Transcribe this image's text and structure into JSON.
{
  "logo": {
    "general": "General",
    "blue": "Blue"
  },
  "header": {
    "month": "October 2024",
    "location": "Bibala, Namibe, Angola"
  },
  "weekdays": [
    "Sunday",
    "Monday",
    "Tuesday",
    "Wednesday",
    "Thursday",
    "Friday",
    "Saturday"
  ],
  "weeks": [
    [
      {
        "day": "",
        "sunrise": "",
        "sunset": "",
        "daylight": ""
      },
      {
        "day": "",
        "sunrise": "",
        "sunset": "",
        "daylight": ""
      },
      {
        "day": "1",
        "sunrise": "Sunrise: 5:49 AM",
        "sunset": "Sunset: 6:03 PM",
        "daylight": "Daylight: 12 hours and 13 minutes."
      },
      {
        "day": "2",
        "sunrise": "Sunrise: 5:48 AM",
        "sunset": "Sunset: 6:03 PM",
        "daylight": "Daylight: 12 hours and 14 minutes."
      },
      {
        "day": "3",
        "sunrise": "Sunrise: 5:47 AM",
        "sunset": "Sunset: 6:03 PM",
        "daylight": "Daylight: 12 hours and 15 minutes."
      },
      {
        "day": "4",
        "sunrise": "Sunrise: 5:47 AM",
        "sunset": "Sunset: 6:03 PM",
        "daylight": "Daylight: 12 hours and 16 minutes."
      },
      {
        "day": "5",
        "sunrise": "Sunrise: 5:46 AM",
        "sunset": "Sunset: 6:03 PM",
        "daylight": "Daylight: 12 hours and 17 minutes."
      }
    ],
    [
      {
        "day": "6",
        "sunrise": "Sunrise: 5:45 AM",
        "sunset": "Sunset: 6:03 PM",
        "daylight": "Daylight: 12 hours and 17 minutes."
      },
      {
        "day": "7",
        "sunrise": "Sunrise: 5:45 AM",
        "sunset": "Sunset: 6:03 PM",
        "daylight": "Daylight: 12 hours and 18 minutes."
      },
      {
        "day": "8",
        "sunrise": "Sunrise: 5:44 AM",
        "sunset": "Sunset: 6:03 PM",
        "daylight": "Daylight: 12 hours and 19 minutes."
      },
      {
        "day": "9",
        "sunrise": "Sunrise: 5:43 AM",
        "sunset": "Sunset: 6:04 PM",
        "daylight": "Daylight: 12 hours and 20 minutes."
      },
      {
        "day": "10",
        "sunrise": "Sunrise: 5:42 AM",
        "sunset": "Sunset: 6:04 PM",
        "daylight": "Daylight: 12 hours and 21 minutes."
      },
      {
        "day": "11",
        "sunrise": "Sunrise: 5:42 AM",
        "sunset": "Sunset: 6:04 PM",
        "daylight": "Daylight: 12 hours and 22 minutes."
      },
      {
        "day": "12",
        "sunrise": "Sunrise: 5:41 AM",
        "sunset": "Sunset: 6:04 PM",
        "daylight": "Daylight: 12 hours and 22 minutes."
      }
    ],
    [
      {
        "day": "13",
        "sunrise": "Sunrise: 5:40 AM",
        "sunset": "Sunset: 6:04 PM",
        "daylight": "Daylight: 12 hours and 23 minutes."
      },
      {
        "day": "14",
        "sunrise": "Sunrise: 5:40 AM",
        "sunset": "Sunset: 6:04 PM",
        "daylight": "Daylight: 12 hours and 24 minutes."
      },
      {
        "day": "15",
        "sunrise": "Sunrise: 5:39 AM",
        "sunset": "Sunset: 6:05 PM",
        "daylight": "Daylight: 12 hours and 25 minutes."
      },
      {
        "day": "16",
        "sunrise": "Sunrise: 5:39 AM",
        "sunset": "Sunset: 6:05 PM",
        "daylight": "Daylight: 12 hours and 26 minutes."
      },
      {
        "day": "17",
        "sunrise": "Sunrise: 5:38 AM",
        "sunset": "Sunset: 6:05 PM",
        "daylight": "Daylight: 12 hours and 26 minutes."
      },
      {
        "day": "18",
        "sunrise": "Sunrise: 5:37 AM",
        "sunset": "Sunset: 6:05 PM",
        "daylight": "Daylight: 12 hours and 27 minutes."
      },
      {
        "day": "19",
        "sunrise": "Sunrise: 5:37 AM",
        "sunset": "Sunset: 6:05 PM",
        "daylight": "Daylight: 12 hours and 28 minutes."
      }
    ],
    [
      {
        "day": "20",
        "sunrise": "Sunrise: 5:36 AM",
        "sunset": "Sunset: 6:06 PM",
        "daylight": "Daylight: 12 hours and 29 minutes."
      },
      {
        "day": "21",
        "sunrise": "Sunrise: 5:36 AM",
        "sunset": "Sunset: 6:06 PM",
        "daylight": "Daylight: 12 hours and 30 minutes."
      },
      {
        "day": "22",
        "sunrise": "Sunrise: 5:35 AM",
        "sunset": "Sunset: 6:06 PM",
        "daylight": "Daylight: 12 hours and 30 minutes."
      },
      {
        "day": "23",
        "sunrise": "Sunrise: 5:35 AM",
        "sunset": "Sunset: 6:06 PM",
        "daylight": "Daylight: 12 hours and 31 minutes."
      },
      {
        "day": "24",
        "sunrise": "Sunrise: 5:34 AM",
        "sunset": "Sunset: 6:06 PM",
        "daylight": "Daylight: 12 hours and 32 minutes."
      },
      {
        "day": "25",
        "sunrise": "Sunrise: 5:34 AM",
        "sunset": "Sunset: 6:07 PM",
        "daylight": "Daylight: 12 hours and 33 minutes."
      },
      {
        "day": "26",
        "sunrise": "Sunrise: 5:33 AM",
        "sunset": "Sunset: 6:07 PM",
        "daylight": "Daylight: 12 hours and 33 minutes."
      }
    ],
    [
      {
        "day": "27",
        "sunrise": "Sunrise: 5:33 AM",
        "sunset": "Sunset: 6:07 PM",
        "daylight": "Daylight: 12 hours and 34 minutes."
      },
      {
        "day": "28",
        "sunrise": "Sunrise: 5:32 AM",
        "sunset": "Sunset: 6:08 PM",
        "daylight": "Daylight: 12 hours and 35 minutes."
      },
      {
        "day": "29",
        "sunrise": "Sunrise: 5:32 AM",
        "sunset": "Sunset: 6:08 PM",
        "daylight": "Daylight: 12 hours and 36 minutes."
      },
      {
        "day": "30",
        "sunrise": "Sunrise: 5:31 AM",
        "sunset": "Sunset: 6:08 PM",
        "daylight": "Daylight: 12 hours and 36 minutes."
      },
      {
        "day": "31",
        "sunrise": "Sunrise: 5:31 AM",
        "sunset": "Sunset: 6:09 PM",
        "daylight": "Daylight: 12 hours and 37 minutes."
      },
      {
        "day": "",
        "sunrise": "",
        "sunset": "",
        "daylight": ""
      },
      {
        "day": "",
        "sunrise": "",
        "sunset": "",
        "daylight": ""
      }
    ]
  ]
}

——

§ **Directions**:
From the records above, extract everything verbatim.

§ **Final result**:
Transcribe this image's text and structure into JSON.
{
  "logo": {
    "general": "General",
    "blue": "Blue"
  },
  "header": {
    "month": "October 2024",
    "location": "Bibala, Namibe, Angola"
  },
  "weekdays": [
    "Sunday",
    "Monday",
    "Tuesday",
    "Wednesday",
    "Thursday",
    "Friday",
    "Saturday"
  ],
  "weeks": [
    [
      {
        "day": "",
        "sunrise": "",
        "sunset": "",
        "daylight": ""
      },
      {
        "day": "",
        "sunrise": "",
        "sunset": "",
        "daylight": ""
      },
      {
        "day": "1",
        "sunrise": "Sunrise: 5:49 AM",
        "sunset": "Sunset: 6:03 PM",
        "daylight": "Daylight: 12 hours and 13 minutes."
      },
      {
        "day": "2",
        "sunrise": "Sunrise: 5:48 AM",
        "sunset": "Sunset: 6:03 PM",
        "daylight": "Daylight: 12 hours and 14 minutes."
      },
      {
        "day": "3",
        "sunrise": "Sunrise: 5:47 AM",
        "sunset": "Sunset: 6:03 PM",
        "daylight": "Daylight: 12 hours and 15 minutes."
      },
      {
        "day": "4",
        "sunrise": "Sunrise: 5:47 AM",
        "sunset": "Sunset: 6:03 PM",
        "daylight": "Daylight: 12 hours and 16 minutes."
      },
      {
        "day": "5",
        "sunrise": "Sunrise: 5:46 AM",
        "sunset": "Sunset: 6:03 PM",
        "daylight": "Daylight: 12 hours and 17 minutes."
      }
    ],
    [
      {
        "day": "6",
        "sunrise": "Sunrise: 5:45 AM",
        "sunset": "Sunset: 6:03 PM",
        "daylight": "Daylight: 12 hours and 17 minutes."
      },
      {
        "day": "7",
        "sunrise": "Sunrise: 5:45 AM",
        "sunset": "Sunset: 6:03 PM",
        "daylight": "Daylight: 12 hours and 18 minutes."
      },
      {
        "day": "8",
        "sunrise": "Sunrise: 5:44 AM",
        "sunset": "Sunset: 6:03 PM",
        "daylight": "Daylight: 12 hours and 19 minutes."
      },
      {
        "day": "9",
        "sunrise": "Sunrise: 5:43 AM",
        "sunset": "Sunset: 6:04 PM",
        "daylight": "Daylight: 12 hours and 20 minutes."
      },
      {
        "day": "10",
        "sunrise": "Sunrise: 5:42 AM",
        "sunset": "Sunset: 6:04 PM",
        "daylight": "Daylight: 12 hours and 21 minutes."
      },
      {
        "day": "11",
        "sunrise": "Sunrise: 5:42 AM",
        "sunset": "Sunset: 6:04 PM",
        "daylight": "Daylight: 12 hours and 22 minutes."
      },
      {
        "day": "12",
        "sunrise": "Sunrise: 5:41 AM",
        "sunset": "Sunset: 6:04 PM",
        "daylight": "Daylight: 12 hours and 22 minutes."
      }
    ],
    [
      {
        "day": "13",
        "sunrise": "Sunrise: 5:40 AM",
        "sunset": "Sunset: 6:04 PM",
        "daylight": "Daylight: 12 hours and 23 minutes."
      },
      {
        "day": "14",
        "sunrise": "Sunrise: 5:40 AM",
        "sunset": "Sunset: 6:04 PM",
        "daylight": "Daylight: 12 hours and 24 minutes."
      },
      {
        "day": "15",
        "sunrise": "Sunrise: 5:39 AM",
        "sunset": "Sunset: 6:05 PM",
        "daylight": "Daylight: 12 hours and 25 minutes."
      },
      {
        "day": "16",
        "sunrise": "Sunrise: 5:39 AM",
        "sunset": "Sunset: 6:05 PM",
        "daylight": "Daylight: 12 hours and 26 minutes."
      },
      {
        "day": "17",
        "sunrise": "Sunrise: 5:38 AM",
        "sunset": "Sunset: 6:05 PM",
        "daylight": "Daylight: 12 hours and 26 minutes."
      },
      {
        "day": "18",
        "sunrise": "Sunrise: 5:37 AM",
        "sunset": "Sunset: 6:05 PM",
        "daylight": "Daylight: 12 hours and 27 minutes."
      },
      {
        "day": "19",
        "sunrise": "Sunrise: 5:37 AM",
        "sunset": "Sunset: 6:05 PM",
        "daylight": "Daylight: 12 hours and 28 minutes."
      }
    ],
    [
      {
        "day": "20",
        "sunrise": "Sunrise: 5:36 AM",
        "sunset": "Sunset: 6:06 PM",
        "daylight": "Daylight: 12 hours and 29 minutes."
      },
      {
        "day": "21",
        "sunrise": "Sunrise: 5:36 AM",
        "sunset": "Sunset: 6:06 PM",
        "daylight": "Daylight: 12 hours and 30 minutes."
      },
      {
        "day": "22",
        "sunrise": "Sunrise: 5:35 AM",
        "sunset": "Sunset: 6:06 PM",
        "daylight": "Daylight: 12 hours and 30 minutes."
      },
      {
        "day": "23",
        "sunrise": "Sunrise: 5:35 AM",
        "sunset": "Sunset: 6:06 PM",
        "daylight": "Daylight: 12 hours and 31 minutes."
      },
      {
        "day": "24",
        "sunrise": "Sunrise: 5:34 AM",
        "sunset": "Sunset: 6:06 PM",
        "daylight": "Daylight: 12 hours and 32 minutes."
      },
      {
        "day": "25",
        "sunrise": "Sunrise: 5:34 AM",
        "sunset": "Sunset: 6:07 PM",
        "daylight": "Daylight: 12 hours and 33 minutes."
      },
      {
        "day": "26",
        "sunrise": "Sunrise: 5:33 AM",
        "sunset": "Sunset: 6:07 PM",
        "daylight": "Daylight: 12 hours and 33 minutes."
      }
    ],
    [
      {
        "day": "27",
        "sunrise": "Sunrise: 5:33 AM",
        "sunset": "Sunset: 6:07 PM",
        "daylight": "Daylight: 12 hours and 34 minutes."
      },
      {
        "day": "28",
        "sunrise": "Sunrise: 5:32 AM",
        "sunset": "Sunset: 6:08 PM",
        "daylight": "Daylight: 12 hours and 35 minutes."
      },
      {
        "day": "29",
        "sunrise": "Sunrise: 5:32 AM",
        "sunset": "Sunset: 6:08 PM",
        "daylight": "Daylight: 12 hours and 36 minutes."
      },
      {
        "day": "30",
        "sunrise": "Sunrise: 5:31 AM",
        "sunset": "Sunset: 6:08 PM",
        "daylight": "Daylight: 12 hours and 36 minutes."
      },
      {
        "day": "31",
        "sunrise": "Sunrise: 5:31 AM",
        "sunset": "Sunset: 6:09 PM",
        "daylight": "Daylight: 12 hours and 37 minutes."
      },
      {
        "day": "",
        "sunrise": "",
        "sunset": "",
        "daylight": ""
      },
      {
        "day": "",
        "sunrise": "",
        "sunset": "",
        "daylight": ""
      }
    ]
  ]
}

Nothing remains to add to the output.